* _Problem details_: Each line that holds the word "Days" is to be identified and copied.

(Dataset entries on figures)
________

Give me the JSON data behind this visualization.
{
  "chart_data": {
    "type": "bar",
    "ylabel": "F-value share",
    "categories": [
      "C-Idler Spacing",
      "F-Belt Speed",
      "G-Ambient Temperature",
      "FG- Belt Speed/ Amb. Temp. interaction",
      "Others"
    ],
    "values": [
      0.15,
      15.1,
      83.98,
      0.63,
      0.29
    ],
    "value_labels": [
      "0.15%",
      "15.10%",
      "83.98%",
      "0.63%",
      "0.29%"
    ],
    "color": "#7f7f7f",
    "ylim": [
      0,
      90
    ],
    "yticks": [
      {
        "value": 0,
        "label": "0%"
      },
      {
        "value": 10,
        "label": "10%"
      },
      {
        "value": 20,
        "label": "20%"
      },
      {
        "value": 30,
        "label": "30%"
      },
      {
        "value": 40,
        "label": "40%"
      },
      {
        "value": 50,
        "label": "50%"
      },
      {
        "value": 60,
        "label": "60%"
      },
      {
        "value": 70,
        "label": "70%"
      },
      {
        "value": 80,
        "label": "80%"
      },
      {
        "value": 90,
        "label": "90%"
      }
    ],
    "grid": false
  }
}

________

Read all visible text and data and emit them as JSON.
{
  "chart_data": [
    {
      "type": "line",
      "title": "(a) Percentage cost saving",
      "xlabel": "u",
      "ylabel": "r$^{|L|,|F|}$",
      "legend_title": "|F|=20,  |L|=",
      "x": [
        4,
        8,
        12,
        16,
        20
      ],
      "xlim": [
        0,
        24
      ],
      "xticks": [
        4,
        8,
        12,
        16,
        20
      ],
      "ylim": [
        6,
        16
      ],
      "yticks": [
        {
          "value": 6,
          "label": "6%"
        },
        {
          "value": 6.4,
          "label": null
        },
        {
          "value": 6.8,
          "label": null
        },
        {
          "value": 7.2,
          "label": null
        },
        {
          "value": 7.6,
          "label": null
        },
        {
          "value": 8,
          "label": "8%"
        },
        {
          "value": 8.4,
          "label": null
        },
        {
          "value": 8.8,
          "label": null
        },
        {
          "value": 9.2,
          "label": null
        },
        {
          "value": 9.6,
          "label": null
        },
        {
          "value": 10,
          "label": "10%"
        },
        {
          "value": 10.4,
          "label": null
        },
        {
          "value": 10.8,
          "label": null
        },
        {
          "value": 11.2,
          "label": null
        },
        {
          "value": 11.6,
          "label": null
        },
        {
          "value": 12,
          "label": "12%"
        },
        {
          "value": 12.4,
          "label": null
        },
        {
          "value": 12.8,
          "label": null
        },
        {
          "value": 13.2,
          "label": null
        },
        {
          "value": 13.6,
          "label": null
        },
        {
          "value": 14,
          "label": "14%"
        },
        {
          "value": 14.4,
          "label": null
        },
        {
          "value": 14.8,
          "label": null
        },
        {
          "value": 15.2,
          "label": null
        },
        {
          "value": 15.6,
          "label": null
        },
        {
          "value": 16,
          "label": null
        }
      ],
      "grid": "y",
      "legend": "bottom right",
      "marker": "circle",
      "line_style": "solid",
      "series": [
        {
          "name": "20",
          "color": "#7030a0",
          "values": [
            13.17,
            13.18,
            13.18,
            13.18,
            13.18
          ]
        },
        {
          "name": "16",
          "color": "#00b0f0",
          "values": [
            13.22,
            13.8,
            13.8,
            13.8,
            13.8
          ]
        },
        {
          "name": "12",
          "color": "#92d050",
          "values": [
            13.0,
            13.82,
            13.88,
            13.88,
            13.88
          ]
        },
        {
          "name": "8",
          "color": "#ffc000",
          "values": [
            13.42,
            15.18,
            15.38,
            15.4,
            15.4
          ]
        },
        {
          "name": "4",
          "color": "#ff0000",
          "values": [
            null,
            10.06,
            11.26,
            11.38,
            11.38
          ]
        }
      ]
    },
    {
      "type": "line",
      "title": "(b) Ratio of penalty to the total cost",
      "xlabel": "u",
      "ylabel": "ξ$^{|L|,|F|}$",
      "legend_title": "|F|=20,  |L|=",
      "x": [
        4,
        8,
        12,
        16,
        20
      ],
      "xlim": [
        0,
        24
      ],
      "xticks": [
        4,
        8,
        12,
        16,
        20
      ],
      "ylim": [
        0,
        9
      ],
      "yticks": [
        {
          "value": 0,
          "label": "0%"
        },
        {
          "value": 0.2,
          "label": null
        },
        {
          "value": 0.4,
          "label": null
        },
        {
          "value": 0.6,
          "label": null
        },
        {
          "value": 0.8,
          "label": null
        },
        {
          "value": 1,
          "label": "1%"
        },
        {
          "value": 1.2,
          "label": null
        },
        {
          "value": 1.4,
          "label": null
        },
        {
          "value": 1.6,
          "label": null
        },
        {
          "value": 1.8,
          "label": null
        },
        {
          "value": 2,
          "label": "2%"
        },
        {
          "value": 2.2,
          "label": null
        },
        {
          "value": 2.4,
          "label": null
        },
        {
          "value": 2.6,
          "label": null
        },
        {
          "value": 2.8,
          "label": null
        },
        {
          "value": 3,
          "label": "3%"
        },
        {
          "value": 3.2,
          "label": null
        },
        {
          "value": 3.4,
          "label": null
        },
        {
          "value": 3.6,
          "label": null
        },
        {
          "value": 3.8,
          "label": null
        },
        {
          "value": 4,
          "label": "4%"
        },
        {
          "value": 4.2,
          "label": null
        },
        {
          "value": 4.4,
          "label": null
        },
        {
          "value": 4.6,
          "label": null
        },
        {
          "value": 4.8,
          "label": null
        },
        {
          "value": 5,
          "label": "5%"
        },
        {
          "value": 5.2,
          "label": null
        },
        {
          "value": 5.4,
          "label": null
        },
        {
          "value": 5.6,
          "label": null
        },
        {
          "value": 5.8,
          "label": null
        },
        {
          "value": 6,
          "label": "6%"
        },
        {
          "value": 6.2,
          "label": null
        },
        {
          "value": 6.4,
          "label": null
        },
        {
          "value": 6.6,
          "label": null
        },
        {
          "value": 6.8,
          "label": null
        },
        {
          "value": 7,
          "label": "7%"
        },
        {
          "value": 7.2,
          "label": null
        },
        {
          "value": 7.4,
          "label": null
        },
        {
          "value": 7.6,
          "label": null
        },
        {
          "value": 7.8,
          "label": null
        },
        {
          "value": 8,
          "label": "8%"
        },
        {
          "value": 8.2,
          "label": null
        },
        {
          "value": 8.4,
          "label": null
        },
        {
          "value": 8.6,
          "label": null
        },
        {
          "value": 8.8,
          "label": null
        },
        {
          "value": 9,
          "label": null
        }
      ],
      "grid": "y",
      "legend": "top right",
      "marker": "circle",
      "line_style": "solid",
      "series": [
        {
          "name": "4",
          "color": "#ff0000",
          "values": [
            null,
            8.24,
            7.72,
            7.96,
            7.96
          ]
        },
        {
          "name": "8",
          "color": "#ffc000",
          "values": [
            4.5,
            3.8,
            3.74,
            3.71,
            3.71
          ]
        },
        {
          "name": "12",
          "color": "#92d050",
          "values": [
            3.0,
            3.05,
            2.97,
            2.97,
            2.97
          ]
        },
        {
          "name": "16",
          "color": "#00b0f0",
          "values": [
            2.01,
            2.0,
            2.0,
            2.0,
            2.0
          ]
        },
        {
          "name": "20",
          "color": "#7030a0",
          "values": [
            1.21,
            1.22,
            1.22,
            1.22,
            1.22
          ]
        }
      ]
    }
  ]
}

________

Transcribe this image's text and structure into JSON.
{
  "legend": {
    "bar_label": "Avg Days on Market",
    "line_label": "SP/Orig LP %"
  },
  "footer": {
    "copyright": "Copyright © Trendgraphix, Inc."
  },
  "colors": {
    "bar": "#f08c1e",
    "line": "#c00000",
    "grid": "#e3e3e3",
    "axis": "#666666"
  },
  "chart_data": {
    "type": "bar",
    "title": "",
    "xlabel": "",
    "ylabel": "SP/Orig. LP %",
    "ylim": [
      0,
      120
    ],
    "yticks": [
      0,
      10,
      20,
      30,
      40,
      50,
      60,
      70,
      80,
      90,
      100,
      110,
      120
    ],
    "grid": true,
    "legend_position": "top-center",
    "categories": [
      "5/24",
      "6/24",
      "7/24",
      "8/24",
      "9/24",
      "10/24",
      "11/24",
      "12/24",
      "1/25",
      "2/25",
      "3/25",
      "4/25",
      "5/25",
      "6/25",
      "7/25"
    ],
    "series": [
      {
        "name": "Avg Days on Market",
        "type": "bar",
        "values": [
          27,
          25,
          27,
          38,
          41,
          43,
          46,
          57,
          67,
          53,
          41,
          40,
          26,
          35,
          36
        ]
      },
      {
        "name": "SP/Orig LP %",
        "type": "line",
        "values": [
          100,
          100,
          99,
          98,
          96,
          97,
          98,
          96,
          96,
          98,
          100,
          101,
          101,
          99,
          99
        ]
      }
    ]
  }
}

________

* _Written answer_:
    "bar_label": "Avg Days on Market",
        "name": "Avg Days on Market",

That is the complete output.